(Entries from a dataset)
━━━━━━

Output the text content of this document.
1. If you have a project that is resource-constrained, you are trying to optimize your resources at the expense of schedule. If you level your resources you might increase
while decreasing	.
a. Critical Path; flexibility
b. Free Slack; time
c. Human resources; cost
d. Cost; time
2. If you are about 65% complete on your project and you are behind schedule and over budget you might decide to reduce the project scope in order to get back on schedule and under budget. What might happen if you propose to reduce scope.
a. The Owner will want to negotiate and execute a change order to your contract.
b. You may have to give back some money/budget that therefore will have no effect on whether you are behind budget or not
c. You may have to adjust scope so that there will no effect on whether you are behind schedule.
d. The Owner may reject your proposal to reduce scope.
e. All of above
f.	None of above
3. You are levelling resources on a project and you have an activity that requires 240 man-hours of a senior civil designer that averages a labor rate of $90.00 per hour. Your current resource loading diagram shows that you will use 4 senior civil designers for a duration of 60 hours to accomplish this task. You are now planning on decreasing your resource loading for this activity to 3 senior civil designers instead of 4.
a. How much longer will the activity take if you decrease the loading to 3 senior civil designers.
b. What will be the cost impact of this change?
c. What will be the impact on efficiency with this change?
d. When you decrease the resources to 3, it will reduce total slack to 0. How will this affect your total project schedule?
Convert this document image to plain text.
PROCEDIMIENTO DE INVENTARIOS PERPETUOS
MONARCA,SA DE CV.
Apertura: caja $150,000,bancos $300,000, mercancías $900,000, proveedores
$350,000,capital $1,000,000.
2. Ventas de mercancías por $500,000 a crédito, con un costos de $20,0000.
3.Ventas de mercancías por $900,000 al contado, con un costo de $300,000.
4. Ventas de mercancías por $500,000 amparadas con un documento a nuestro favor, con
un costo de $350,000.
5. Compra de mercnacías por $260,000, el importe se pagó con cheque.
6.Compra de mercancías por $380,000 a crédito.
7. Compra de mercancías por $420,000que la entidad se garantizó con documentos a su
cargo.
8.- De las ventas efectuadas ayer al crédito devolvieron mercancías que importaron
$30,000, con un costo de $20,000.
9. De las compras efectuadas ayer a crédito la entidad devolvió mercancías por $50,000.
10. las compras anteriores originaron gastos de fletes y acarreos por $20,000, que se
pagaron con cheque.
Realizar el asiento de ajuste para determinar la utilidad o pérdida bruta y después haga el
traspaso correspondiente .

━━━━━━

What you need to do => Print the whole listing again, exactly.

Solution to this exercise =>
Output the text content of this document.
1. If you have a project that is resource-constrained, you are trying to optimize your resources at the expense of schedule. If you level your resources you might increase
while decreasing	.
a. Critical Path; flexibility
b. Free Slack; time
c. Human resources; cost
d. Cost; time
2. If you are about 65% complete on your project and you are behind schedule and over budget you might decide to reduce the project scope in order to get back on schedule and under budget. What might happen if you propose to reduce scope.
a. The Owner will want to negotiate and execute a change order to your contract.
b. You may have to give back some money/budget that therefore will have no effect on whether you are behind budget or not
c. You may have to adjust scope so that there will no effect on whether you are behind schedule.
d. The Owner may reject your proposal to reduce scope.
e. All of above
f.	None of above
3. You are levelling resources on a project and you have an activity that requires 240 man-hours of a senior civil designer that averages a labor rate of $90.00 per hour. Your current resource loading diagram shows that you will use 4 senior civil designers for a duration of 60 hours to accomplish this task. You are now planning on decreasing your resource loading for this activity to 3 senior civil designers instead of 4.
a. How much longer will the activity take if you decrease the loading to 3 senior civil designers.
b. What will be the cost impact of this change?
c. What will be the impact on efficiency with this change?
d. When you decrease the resources to 3, it will reduce total slack to 0. How will this affect your total project schedule?
Convert this document image to plain text.
PROCEDIMIENTO DE INVENTARIOS PERPETUOS
MONARCA,SA DE CV.
Apertura: caja $150,000,bancos $300,000, mercancías $900,000, proveedores
$350,000,capital $1,000,000.
2. Ventas de mercancías por $500,000 a crédito, con un costos de $20,0000.
3.Ventas de mercancías por $900,000 al contado, con un costo de $300,000.
4. Ventas de mercancías por $500,000 amparadas con un documento a nuestro favor, con
un costo de $350,000.
5. Compra de mercnacías por $260,000, el importe se pagó con cheque.
6.Compra de mercancías por $380,000 a crédito.
7. Compra de mercancías por $420,000que la entidad se garantizó con documentos a su
cargo.
8.- De las ventas efectuadas ayer al crédito devolvieron mercancías que importaron
$30,000, con un costo de $20,000.
9. De las compras efectuadas ayer a crédito la entidad devolvió mercancías por $50,000.
10. las compras anteriores originaron gastos de fletes y acarreos por $20,000, que se
pagaron con cheque.
Realizar el asiento de ajuste para determinar la utilidad o pérdida bruta y después haga el
traspaso correspondiente .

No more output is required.